* START Input records *
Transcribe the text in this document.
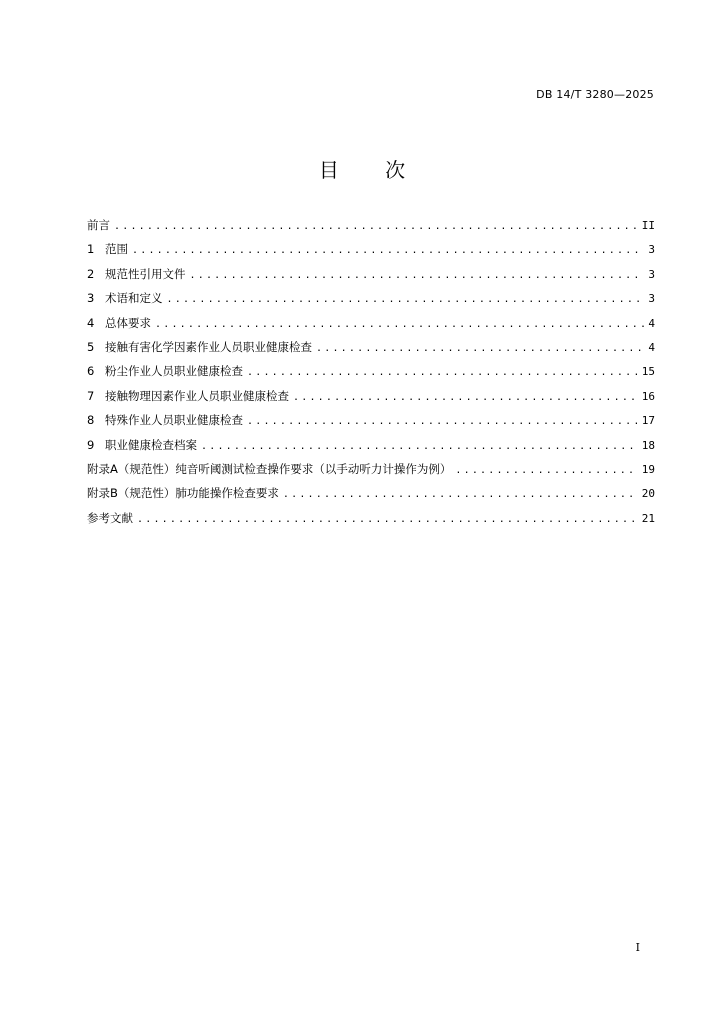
DB 14/T 3280—2025
目 次
前言 .....	II
1 范围 .....	3
2 规范性引用文件 .....	3
3 术语和定义 .....	3
4 总体要求 .....	4
5 接触有害化学因素作业人员职业健康检查 .....	4
6 粉尘作业人员职业健康检查 .....	15
7 接触物理因素作业人员职业健康检查 .....	16
8 特殊作业人员职业健康检查 .....	17
9 职业健康检查档案 .....	18
附录A（规范性）纯音听阈测试检查操作要求（以手动听力计操作为例） .....	19
附录B（规范性）肺功能操作检查要求 .....	20
参考文献 .....	21
I
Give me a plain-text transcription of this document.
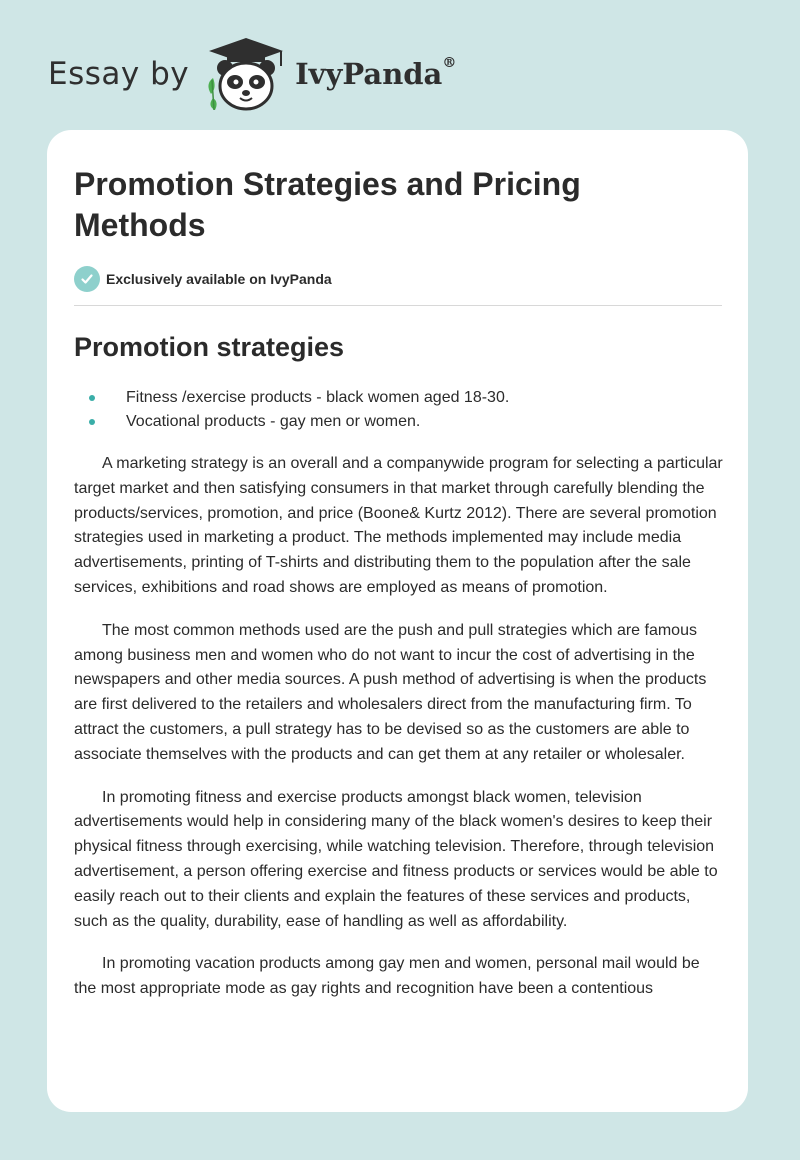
Essay by	IvyPanda®
Promotion Strategies and Pricing Methods
Exclusively available on IvyPanda
Promotion strategies
Fitness /exercise products - black women aged 18-30.
Vocational products - gay men or women.

A marketing strategy is an overall and a companywide program for selecting a particular target market and then satisfying consumers in that market through carefully blending the products/services, promotion, and price (Boone& Kurtz 2012). There are several promotion strategies used in marketing a product. The methods implemented may include media advertisements, printing of T-shirts and distributing them to the population after the sale services, exhibitions and road shows are employed as means of promotion.

The most common methods used are the push and pull strategies which are famous among business men and women who do not want to incur the cost of advertising in the newspapers and other media sources. A push method of advertising is when the products are first delivered to the retailers and wholesalers direct from the manufacturing firm. To attract the customers, a pull strategy has to be devised so as the customers are able to associate themselves with the products and can get them at any retailer or wholesaler.

In promoting fitness and exercise products amongst black women, television advertisements would help in considering many of the black women's desires to keep their physical fitness through exercising, while watching television. Therefore, through television advertisement, a person offering exercise and fitness products or services would be able to easily reach out to their clients and explain the features of these services and products, such as the quality, durability, ease of handling as well as affordability.

In promoting vacation products among gay men and women, personal mail would be the most appropriate mode as gay rights and recognition have been a contentious
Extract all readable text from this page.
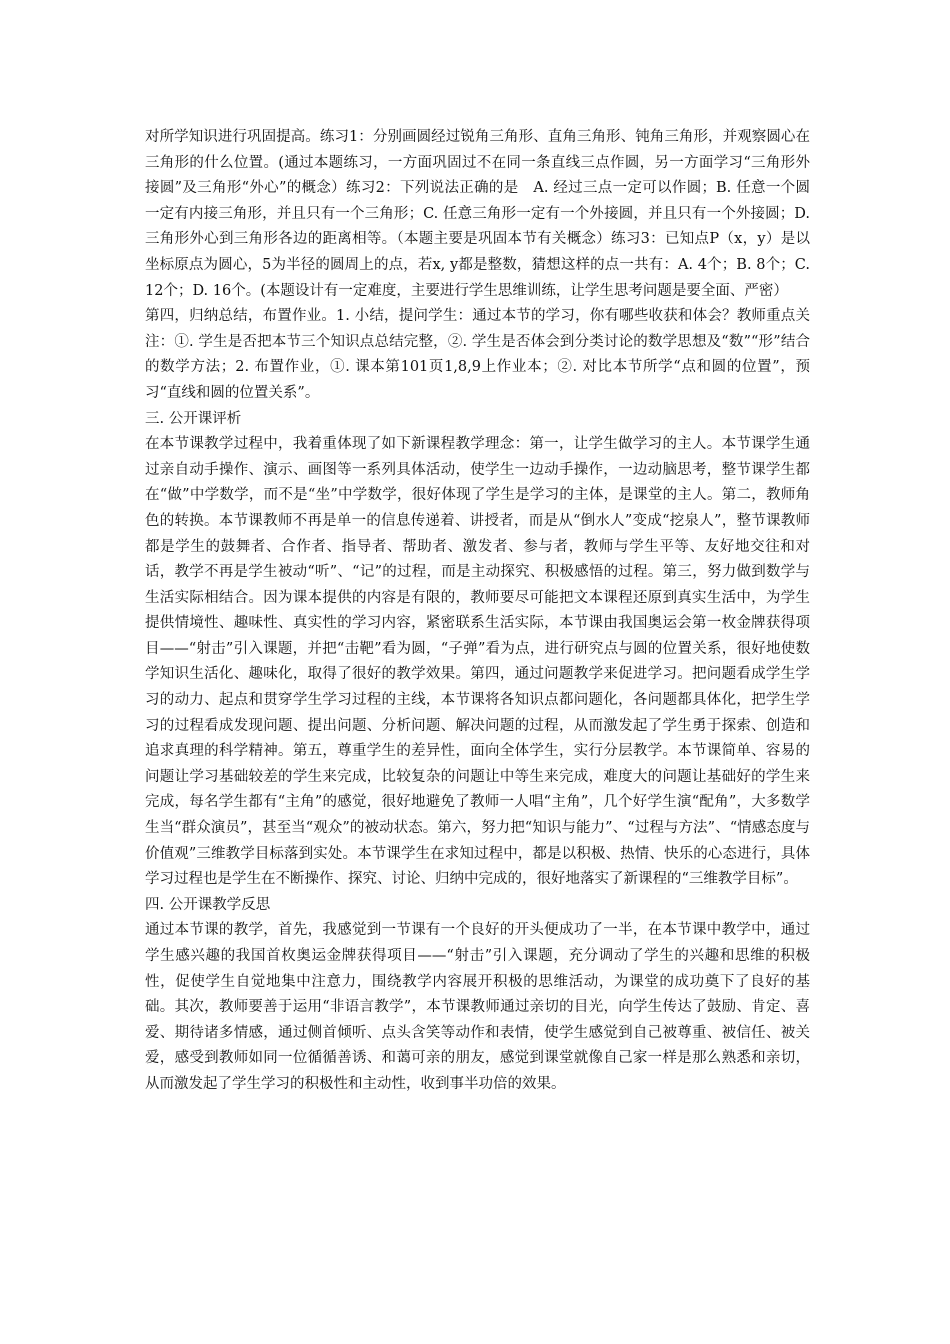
对所学知识进行巩固提高。练习1：分别画圆经过锐角三角形、直角三角形、钝角三角形，并观察圆心在三角形的什么位置。(通过本题练习，一方面巩固过不在同一条直线三点作圆，另一方面学习“三角形外接圆”及三角形“外心”的概念）练习2：下列说法正确的是　A. 经过三点一定可以作圆；B. 任意一个圆一定有内接三角形，并且只有一个三角形；C. 任意三角形一定有一个外接圆，并且只有一个外接圆；D. 三角形外心到三角形各边的距离相等。（本题主要是巩固本节有关概念）练习3：已知点P（x，y）是以坐标原点为圆心，5为半径的圆周上的点，若x, y都是整数，猜想这样的点一共有：A. 4个；B. 8个；C. 12个；D. 16个。(本题设计有一定难度，主要进行学生思维训练，让学生思考问题是要全面、严密）

第四，归纳总结，布置作业。1. 小结，提问学生：通过本节的学习，你有哪些收获和体会？教师重点关注：①. 学生是否把本节三个知识点总结完整，②. 学生是否体会到分类讨论的数学思想及“数”“形”结合的数学方法；2. 布置作业，①. 课本第101页1,8,9上作业本；②. 对比本节所学“点和圆的位置”，预习“直线和圆的位置关系”。

三. 公开课评析

在本节课教学过程中，我着重体现了如下新课程教学理念：第一，让学生做学习的主人。本节课学生通过亲自动手操作、演示、画图等一系列具体活动，使学生一边动手操作，一边动脑思考，整节课学生都在“做”中学数学，而不是“坐”中学数学，很好体现了学生是学习的主体，是课堂的主人。第二，教师角色的转换。本节课教师不再是单一的信息传递着、讲授者，而是从“倒水人”变成“挖泉人”，整节课教师都是学生的鼓舞者、合作者、指导者、帮助者、激发者、参与者，教师与学生平等、友好地交往和对话，教学不再是学生被动“听”、“记”的过程，而是主动探究、积极感悟的过程。第三，努力做到数学与生活实际相结合。因为课本提供的内容是有限的，教师要尽可能把文本课程还原到真实生活中，为学生提供情境性、趣味性、真实性的学习内容，紧密联系生活实际，本节课由我国奥运会第一枚金牌获得项目——“射击”引入课题，并把“击靶”看为圆，“子弹”看为点，进行研究点与圆的位置关系，很好地使数学知识生活化、趣味化，取得了很好的教学效果。第四，通过问题教学来促进学习。把问题看成学生学习的动力、起点和贯穿学生学习过程的主线，本节课将各知识点都问题化，各问题都具体化，把学生学习的过程看成发现问题、提出问题、分析问题、解决问题的过程，从而激发起了学生勇于探索、创造和追求真理的科学精神。第五，尊重学生的差异性，面向全体学生，实行分层教学。本节课简单、容易的问题让学习基础较差的学生来完成，比较复杂的问题让中等生来完成，难度大的问题让基础好的学生来完成，每名学生都有“主角”的感觉，很好地避免了教师一人唱“主角”，几个好学生演“配角”，大多数学生当“群众演员”，甚至当“观众”的被动状态。第六，努力把“知识与能力”、“过程与方法”、“情感态度与价值观”三维教学目标落到实处。本节课学生在求知过程中，都是以积极、热情、快乐的心态进行，具体学习过程也是学生在不断操作、探究、讨论、归纳中完成的，很好地落实了新课程的“三维教学目标”。

四. 公开课教学反思

通过本节课的教学，首先，我感觉到一节课有一个良好的开头便成功了一半，在本节课中教学中，通过学生感兴趣的我国首枚奥运金牌获得项目——“射击”引入课题，充分调动了学生的兴趣和思维的积极性，促使学生自觉地集中注意力，围绕教学内容展开积极的思维活动，为课堂的成功奠下了良好的基础。其次，教师要善于运用“非语言教学”，本节课教师通过亲切的目光，向学生传达了鼓励、肯定、喜爱、期待诸多情感，通过侧首倾听、点头含笑等动作和表情，使学生感觉到自己被尊重、被信任、被关爱，感受到教师如同一位循循善诱、和蔼可亲的朋友，感觉到课堂就像自己家一样是那么熟悉和亲切，从而激发起了学生学习的积极性和主动性，收到事半功倍的效果。
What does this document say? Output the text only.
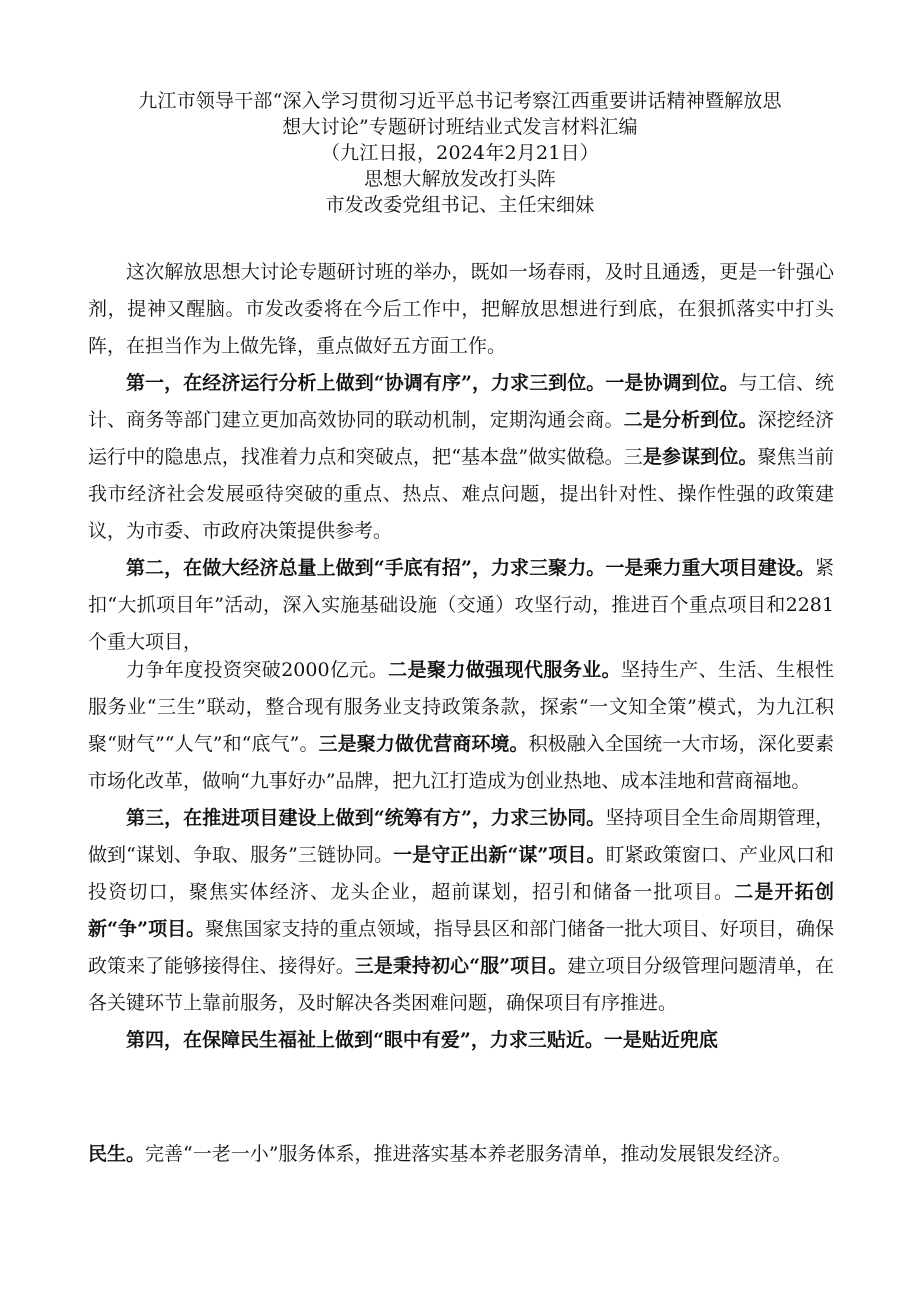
九江市领导干部“深入学习贯彻习近平总书记考察江西重要讲话精神暨解放思
想大讨论”专题研讨班结业式发言材料汇编
（九江日报，2024年2月21日）
思想大解放发改打头阵
市发改委党组书记、主任宋细妹

这次解放思想大讨论专题研讨班的举办，既如一场春雨，及时且通透，更是一针强心剂，提神又醒脑。市发改委将在今后工作中，把解放思想进行到底，在狠抓落实中打头阵，在担当作为上做先锋，重点做好五方面工作。

第一，在经济运行分析上做到“协调有序”，力求三到位。一是协调到位。与工信、统计、商务等部门建立更加高效协同的联动机制，定期沟通会商。二是分析到位。深挖经济运行中的隐患点，找准着力点和突破点，把“基本盘”做实做稳。三是参谋到位。聚焦当前我市经济社会发展亟待突破的重点、热点、难点问题，提出针对性、操作性强的政策建议，为市委、市政府决策提供参考。

第二，在做大经济总量上做到“手底有招”，力求三聚力。一是乘力重大项目建设。紧扣“大抓项目年”活动，深入实施基础设施（交通）攻坚行动，推进百个重点项目和2281个重大项目，

力争年度投资突破2000亿元。二是聚力做强现代服务业。坚持生产、生活、生根性服务业“三生”联动，整合现有服务业支持政策条款，探索“一文知全策”模式，为九江积聚“财气”“人气”和“底气”。三是聚力做优营商环境。积极融入全国统一大市场，深化要素市场化改革，做响“九事好办”品牌，把九江打造成为创业热地、成本洼地和营商福地。

第三，在推进项目建设上做到“统筹有方”，力求三协同。坚持项目全生命周期管理，做到“谋划、争取、服务”三链协同。一是守正出新“谋”项目。盯紧政策窗口、产业风口和投资切口，聚焦实体经济、龙头企业，超前谋划，招引和储备一批项目。二是开拓创新“争”项目。聚焦国家支持的重点领域，指导县区和部门储备一批大项目、好项目，确保政策来了能够接得住、接得好。三是秉持初心“服”项目。建立项目分级管理问题清单，在各关键环节上靠前服务，及时解决各类困难问题，确保项目有序推进。

第四，在保障民生福祉上做到“眼中有爱”，力求三贴近。一是贴近兜底

民生。完善“一老一小”服务体系，推进落实基本养老服务清单，推动发展银发经济。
* END Input records *
Count the lines that include the word "document" and state the result as a bare number.

3